◆ **YOUR TASK**
Extract every line from the records below that contains the word "period".

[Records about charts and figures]
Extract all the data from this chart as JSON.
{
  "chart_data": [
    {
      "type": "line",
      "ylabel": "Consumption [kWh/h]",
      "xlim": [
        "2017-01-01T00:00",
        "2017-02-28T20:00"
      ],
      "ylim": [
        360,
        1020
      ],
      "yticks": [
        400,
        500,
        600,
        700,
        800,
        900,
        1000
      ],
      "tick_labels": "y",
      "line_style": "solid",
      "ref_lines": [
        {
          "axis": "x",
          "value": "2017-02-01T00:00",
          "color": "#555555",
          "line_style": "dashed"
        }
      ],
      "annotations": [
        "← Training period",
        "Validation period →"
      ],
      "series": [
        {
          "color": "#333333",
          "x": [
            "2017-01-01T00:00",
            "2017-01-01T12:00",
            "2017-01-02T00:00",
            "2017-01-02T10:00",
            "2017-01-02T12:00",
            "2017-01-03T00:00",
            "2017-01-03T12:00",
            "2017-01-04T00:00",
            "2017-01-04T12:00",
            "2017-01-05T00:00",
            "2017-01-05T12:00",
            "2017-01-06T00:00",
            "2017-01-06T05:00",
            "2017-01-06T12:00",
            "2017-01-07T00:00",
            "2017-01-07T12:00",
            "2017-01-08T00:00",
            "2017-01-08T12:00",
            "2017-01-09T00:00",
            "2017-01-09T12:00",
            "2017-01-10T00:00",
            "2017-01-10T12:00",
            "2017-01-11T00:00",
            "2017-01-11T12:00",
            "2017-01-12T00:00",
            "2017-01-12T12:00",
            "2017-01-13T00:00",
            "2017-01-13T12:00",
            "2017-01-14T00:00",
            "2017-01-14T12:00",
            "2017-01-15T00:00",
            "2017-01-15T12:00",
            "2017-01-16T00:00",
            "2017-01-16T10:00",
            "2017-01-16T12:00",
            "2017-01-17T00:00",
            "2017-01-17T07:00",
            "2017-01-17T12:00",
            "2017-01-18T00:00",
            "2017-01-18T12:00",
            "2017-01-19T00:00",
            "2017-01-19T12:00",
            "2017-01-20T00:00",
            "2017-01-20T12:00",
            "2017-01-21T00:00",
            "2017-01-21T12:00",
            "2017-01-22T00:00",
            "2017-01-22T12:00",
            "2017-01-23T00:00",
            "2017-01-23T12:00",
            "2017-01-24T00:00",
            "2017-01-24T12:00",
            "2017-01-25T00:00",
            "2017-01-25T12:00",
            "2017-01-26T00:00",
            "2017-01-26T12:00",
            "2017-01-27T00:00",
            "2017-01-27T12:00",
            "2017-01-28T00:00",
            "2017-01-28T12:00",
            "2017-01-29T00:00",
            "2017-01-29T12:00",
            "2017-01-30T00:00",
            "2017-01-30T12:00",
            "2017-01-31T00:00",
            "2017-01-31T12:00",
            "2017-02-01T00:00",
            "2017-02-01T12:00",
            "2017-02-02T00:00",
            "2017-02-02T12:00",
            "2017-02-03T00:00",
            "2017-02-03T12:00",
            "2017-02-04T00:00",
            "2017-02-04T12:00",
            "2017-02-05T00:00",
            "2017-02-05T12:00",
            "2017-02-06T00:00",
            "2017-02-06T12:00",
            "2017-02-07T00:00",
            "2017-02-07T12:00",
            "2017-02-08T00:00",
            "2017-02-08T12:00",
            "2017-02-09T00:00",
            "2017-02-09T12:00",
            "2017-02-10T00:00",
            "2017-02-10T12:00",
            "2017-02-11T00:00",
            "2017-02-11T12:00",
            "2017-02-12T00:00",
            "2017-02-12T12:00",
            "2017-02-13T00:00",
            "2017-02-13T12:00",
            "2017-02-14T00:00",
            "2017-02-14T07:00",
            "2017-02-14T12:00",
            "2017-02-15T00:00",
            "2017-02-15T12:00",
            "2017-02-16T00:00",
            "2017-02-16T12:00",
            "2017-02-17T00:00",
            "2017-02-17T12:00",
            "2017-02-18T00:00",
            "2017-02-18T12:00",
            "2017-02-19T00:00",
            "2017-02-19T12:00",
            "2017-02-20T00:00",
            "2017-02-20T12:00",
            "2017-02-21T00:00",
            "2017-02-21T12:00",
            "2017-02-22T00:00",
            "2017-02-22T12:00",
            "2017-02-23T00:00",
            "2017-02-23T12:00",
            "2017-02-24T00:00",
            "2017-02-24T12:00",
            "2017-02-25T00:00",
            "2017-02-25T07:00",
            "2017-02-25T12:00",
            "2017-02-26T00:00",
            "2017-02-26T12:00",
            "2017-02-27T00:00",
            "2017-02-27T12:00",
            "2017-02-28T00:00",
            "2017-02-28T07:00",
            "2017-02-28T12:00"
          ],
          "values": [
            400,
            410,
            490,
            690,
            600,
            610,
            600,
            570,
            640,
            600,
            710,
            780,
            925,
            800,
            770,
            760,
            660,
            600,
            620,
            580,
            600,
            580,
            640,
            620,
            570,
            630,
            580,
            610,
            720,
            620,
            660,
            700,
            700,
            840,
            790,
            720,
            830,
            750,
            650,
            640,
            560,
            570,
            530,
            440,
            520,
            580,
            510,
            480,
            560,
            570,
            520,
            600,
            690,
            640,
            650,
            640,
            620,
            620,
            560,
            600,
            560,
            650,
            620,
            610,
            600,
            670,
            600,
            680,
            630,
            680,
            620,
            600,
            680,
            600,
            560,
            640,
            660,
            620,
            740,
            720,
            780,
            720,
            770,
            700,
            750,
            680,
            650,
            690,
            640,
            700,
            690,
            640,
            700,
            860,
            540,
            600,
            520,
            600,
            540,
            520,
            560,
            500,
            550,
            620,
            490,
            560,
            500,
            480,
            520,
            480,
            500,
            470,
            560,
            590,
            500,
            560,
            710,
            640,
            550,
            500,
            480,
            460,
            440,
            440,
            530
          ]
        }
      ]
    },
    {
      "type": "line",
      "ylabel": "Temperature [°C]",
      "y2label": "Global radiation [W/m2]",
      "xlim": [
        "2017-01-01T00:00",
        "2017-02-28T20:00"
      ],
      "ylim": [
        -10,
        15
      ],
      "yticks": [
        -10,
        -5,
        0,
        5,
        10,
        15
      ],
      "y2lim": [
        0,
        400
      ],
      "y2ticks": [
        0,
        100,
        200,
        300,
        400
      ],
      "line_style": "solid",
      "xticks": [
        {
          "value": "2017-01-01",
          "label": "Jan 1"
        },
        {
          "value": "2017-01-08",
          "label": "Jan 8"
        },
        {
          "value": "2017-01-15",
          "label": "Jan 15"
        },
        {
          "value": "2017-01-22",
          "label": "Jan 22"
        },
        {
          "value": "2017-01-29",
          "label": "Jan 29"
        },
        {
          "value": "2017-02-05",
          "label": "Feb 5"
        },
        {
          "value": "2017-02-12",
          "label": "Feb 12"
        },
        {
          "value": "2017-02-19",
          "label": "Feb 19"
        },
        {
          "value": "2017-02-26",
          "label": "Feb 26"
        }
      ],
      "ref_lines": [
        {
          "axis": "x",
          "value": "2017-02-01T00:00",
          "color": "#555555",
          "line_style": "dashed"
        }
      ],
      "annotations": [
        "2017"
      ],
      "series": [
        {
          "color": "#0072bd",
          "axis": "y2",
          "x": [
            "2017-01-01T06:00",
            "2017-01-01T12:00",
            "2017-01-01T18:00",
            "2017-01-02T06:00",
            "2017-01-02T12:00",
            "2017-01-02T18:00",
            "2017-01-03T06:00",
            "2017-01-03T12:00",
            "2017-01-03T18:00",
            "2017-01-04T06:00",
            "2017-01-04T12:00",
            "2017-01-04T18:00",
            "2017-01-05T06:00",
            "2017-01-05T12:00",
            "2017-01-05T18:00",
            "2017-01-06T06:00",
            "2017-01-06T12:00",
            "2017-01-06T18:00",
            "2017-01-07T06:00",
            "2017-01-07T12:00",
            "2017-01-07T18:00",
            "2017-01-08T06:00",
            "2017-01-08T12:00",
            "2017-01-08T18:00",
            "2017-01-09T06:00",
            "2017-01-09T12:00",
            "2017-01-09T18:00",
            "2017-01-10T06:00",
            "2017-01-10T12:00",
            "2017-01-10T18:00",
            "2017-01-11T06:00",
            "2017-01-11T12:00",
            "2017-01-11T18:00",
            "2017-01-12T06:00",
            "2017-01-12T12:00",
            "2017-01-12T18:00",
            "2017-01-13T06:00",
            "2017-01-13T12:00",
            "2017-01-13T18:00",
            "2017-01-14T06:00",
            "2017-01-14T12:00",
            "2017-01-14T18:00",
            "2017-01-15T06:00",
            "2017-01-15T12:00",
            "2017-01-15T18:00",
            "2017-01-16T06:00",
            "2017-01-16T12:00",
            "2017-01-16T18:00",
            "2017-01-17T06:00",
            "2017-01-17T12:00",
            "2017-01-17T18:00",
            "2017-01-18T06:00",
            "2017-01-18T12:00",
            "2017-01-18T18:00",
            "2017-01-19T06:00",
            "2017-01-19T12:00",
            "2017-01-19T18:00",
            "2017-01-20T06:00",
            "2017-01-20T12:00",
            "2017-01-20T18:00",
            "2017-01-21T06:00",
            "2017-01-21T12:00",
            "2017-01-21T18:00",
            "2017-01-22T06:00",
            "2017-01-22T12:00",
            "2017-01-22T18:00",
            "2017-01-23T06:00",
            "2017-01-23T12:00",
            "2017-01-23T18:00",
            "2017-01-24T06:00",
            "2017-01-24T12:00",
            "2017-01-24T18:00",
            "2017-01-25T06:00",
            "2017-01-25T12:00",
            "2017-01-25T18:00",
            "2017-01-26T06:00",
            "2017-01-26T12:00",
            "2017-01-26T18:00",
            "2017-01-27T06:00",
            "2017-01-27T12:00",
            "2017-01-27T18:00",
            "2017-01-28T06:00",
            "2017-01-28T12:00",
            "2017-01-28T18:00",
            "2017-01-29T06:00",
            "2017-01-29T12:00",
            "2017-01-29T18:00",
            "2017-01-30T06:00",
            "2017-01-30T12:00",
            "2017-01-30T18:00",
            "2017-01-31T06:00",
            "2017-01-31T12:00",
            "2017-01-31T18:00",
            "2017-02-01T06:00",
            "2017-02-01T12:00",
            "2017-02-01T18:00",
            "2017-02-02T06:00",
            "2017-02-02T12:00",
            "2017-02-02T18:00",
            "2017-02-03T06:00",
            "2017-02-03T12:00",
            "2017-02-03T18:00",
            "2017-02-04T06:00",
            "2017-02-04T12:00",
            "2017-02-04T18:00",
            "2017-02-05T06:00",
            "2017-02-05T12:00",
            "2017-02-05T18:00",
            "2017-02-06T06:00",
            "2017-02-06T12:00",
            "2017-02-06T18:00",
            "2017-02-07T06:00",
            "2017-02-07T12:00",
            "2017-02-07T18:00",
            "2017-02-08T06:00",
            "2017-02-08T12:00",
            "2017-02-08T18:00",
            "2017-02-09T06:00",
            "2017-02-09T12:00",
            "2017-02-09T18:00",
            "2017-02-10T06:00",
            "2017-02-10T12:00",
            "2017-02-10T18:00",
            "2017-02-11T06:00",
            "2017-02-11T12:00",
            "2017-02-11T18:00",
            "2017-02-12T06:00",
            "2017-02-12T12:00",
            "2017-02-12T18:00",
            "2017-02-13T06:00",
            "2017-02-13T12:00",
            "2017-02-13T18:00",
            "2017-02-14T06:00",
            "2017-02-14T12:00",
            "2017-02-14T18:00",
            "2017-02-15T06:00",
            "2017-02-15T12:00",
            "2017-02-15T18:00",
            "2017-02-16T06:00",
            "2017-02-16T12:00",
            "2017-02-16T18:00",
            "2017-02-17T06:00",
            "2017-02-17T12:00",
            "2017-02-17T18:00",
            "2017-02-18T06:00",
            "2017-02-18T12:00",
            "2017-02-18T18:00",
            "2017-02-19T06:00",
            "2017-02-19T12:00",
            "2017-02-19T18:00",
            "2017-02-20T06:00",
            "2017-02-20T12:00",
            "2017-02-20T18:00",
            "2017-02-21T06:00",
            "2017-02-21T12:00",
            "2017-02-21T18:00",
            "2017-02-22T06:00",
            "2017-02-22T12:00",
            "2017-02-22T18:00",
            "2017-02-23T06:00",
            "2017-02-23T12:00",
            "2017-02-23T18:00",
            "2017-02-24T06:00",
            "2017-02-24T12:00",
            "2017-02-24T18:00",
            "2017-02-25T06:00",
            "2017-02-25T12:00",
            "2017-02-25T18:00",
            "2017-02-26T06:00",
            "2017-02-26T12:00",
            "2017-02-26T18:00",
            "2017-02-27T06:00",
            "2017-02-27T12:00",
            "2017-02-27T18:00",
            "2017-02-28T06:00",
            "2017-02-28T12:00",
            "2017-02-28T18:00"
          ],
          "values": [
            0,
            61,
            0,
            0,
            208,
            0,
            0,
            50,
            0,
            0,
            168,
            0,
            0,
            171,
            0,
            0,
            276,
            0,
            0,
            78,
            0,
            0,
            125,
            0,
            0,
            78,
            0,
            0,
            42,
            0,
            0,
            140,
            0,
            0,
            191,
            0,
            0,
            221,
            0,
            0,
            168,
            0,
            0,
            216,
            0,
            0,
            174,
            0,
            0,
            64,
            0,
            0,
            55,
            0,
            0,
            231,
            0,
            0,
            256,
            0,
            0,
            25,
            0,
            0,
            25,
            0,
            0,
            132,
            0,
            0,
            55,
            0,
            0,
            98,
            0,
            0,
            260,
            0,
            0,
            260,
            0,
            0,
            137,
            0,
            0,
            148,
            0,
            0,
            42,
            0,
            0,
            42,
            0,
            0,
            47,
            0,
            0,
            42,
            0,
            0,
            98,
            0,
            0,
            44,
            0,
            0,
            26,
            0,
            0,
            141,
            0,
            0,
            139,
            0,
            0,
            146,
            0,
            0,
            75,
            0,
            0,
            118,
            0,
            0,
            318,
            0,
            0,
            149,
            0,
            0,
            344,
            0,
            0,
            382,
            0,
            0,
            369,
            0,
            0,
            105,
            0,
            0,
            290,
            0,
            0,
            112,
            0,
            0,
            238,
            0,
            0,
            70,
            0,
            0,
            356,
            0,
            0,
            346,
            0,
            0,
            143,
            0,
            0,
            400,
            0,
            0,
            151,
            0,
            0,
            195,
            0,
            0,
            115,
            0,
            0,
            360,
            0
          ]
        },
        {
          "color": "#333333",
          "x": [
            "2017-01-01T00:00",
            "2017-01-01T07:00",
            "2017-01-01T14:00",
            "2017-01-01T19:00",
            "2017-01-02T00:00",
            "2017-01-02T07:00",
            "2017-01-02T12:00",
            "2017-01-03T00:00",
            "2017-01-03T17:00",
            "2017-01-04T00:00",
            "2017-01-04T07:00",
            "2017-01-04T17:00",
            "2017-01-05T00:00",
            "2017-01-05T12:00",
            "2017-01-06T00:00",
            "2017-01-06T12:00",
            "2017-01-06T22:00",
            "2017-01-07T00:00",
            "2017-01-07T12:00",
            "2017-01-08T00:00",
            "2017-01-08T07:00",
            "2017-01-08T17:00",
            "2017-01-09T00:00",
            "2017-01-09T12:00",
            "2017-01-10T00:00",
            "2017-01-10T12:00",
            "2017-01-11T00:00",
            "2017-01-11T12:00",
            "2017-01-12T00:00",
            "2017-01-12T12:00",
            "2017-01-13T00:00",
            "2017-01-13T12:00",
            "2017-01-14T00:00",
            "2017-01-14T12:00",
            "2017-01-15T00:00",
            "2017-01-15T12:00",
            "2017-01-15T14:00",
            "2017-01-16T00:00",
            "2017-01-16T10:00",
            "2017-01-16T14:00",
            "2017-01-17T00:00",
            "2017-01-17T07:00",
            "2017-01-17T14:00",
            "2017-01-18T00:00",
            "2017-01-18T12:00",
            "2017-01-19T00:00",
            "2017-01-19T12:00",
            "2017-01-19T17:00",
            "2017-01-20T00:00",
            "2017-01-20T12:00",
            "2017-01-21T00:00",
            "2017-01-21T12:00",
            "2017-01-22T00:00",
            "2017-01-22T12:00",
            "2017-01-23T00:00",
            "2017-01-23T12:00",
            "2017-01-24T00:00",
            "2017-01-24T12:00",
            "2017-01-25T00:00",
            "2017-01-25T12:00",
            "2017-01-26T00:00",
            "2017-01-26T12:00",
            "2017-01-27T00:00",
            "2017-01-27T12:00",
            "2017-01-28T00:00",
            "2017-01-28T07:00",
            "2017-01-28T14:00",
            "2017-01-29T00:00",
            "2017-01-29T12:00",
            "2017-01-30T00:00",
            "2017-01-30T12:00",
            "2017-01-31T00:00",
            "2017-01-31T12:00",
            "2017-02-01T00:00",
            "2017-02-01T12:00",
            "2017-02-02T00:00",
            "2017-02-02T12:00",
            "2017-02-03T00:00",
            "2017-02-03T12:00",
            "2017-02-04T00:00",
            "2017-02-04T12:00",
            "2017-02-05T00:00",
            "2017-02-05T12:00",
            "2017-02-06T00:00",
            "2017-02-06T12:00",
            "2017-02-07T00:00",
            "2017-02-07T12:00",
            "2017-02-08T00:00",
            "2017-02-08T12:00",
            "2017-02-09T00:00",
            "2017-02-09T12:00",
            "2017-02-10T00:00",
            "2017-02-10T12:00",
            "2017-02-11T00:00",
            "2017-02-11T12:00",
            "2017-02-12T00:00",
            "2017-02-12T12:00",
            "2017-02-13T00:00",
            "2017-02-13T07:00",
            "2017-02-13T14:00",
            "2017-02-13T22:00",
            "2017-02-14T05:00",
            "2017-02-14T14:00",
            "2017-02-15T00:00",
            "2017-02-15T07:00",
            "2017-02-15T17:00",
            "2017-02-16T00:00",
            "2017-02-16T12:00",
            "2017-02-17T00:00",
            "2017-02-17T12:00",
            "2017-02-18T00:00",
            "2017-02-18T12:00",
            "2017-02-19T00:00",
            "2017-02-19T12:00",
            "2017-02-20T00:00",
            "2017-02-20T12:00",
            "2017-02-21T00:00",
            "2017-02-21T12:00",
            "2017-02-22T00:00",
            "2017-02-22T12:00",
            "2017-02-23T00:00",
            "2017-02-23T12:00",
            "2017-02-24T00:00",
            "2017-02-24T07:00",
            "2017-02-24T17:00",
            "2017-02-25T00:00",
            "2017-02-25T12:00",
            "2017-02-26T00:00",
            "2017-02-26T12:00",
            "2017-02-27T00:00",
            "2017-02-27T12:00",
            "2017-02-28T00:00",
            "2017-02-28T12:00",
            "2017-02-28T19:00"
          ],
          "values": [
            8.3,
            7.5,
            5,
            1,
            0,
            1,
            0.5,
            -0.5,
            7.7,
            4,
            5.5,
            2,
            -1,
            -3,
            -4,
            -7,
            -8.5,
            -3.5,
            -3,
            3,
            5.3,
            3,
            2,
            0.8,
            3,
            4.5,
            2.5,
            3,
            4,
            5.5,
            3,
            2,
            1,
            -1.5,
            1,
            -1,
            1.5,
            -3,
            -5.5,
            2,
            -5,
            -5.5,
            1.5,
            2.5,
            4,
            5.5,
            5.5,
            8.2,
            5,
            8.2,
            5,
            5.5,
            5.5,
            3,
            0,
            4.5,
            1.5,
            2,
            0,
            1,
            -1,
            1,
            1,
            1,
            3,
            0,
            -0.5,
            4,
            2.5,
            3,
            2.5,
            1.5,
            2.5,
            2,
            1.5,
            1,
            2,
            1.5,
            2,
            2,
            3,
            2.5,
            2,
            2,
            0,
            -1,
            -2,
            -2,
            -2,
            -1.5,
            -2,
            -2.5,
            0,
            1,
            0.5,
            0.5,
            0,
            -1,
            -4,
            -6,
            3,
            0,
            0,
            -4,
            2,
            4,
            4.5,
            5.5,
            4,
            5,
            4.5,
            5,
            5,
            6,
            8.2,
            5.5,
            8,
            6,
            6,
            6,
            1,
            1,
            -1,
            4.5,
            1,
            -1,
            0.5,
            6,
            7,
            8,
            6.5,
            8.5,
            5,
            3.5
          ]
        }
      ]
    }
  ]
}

◆ **RESPONSE BELOW**
        "← Training period",
        "Validation period →"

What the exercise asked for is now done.